— Begin PROVIDED DATA —

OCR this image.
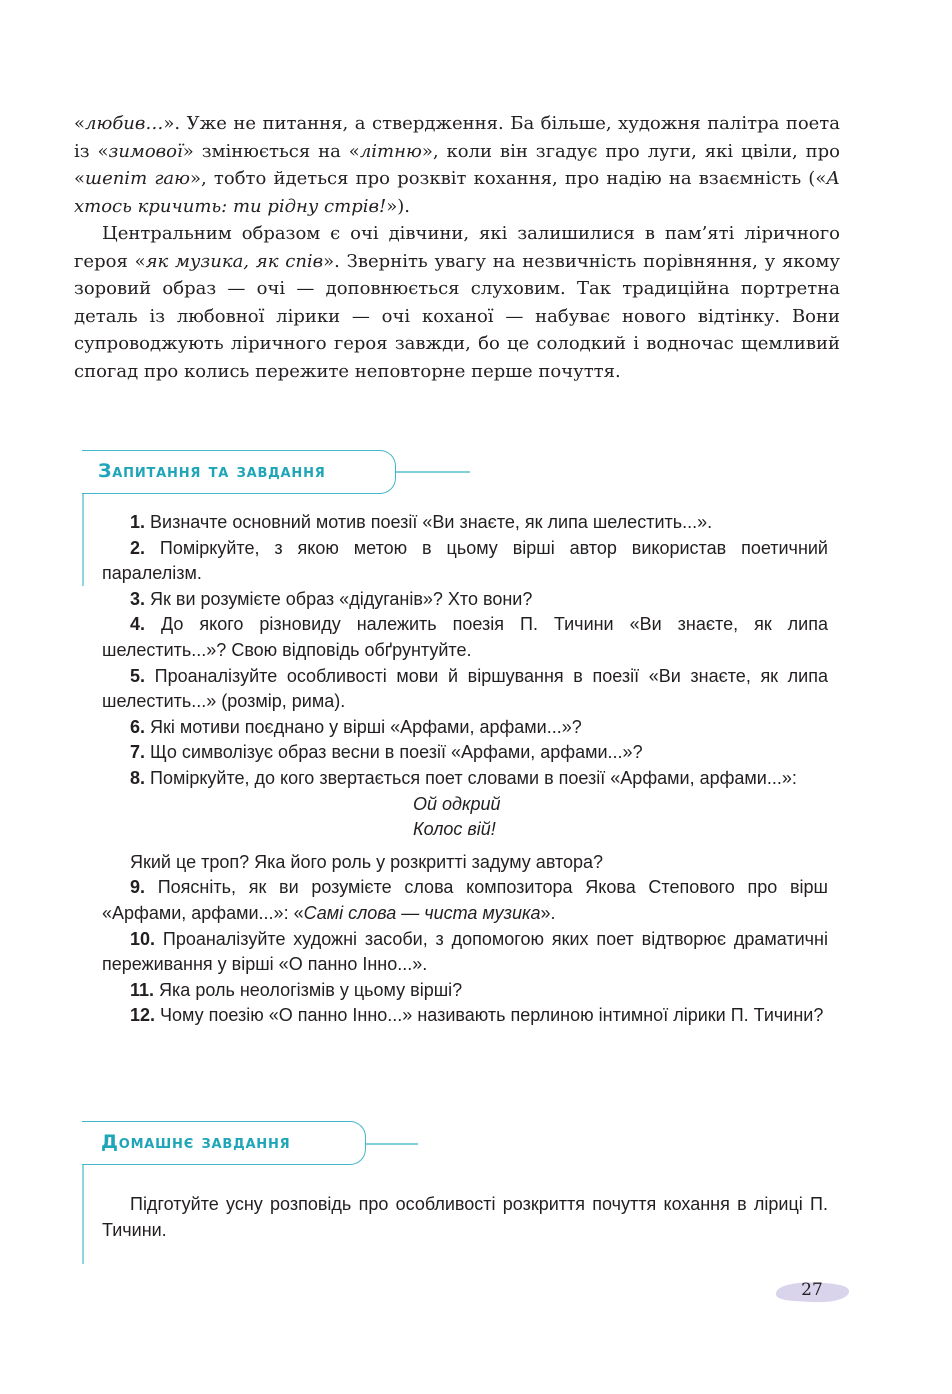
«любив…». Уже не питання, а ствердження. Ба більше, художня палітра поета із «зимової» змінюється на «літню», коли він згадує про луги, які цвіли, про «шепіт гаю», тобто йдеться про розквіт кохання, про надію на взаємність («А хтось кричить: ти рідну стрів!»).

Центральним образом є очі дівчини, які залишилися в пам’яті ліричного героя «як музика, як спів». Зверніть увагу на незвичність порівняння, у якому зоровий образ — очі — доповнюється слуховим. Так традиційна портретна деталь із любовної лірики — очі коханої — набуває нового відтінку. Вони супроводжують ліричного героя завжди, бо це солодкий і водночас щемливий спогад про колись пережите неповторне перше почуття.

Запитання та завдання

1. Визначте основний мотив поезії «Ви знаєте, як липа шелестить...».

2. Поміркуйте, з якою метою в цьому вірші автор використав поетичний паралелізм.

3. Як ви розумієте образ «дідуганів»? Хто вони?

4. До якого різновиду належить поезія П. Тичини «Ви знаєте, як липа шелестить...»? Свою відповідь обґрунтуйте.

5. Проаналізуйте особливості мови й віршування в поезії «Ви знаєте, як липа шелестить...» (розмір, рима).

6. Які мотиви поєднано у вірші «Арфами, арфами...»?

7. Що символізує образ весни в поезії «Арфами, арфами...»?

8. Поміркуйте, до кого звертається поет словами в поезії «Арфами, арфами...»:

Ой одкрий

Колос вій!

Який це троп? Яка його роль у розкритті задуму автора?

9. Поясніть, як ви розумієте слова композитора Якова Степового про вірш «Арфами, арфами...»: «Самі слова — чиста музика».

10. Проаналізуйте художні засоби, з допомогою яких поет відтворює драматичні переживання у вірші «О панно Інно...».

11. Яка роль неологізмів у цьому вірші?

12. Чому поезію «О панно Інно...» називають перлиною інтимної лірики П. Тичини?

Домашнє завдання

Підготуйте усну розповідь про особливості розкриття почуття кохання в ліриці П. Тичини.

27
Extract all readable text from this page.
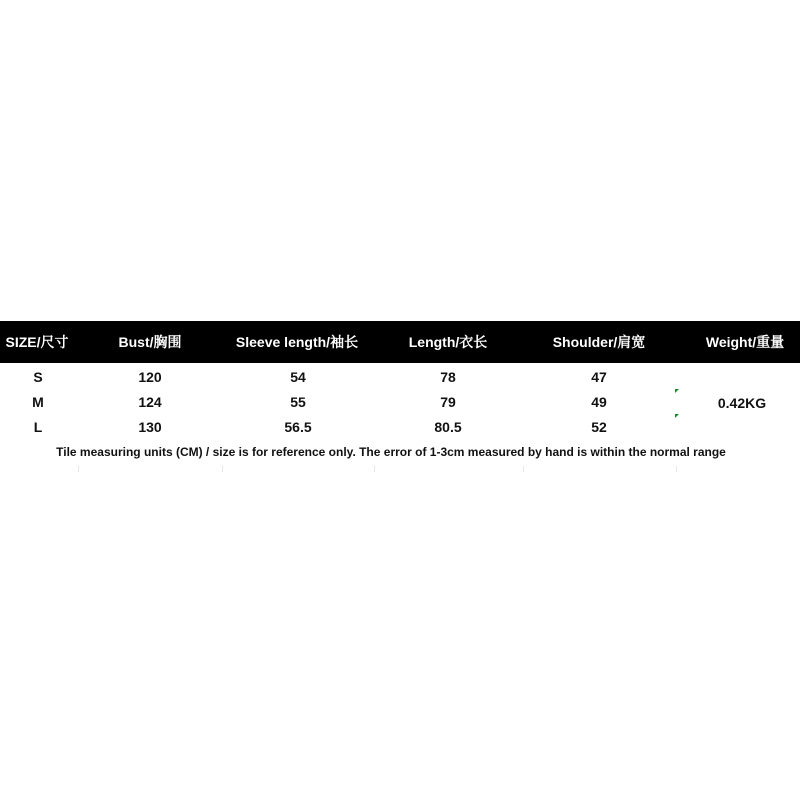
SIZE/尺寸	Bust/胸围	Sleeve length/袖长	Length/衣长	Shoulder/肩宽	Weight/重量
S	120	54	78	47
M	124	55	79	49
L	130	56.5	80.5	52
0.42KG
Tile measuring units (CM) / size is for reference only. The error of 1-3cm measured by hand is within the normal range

— End PROVIDED DATA —

> **TO BE DONE**: Look through the entries above. Extract each line with the word "шелестить".

> **REPLY**:
1. Визначте основний мотив поезії «Ви знаєте, як липа шелестить...».
4. До якого різновиду належить поезія П. Тичини «Ви знаєте, як липа шелестить...»? Свою відповідь обґрунтуйте.
5. Проаналізуйте особливості мови й віршування в поезії «Ви знаєте, як липа шелестить...» (розмір, рима).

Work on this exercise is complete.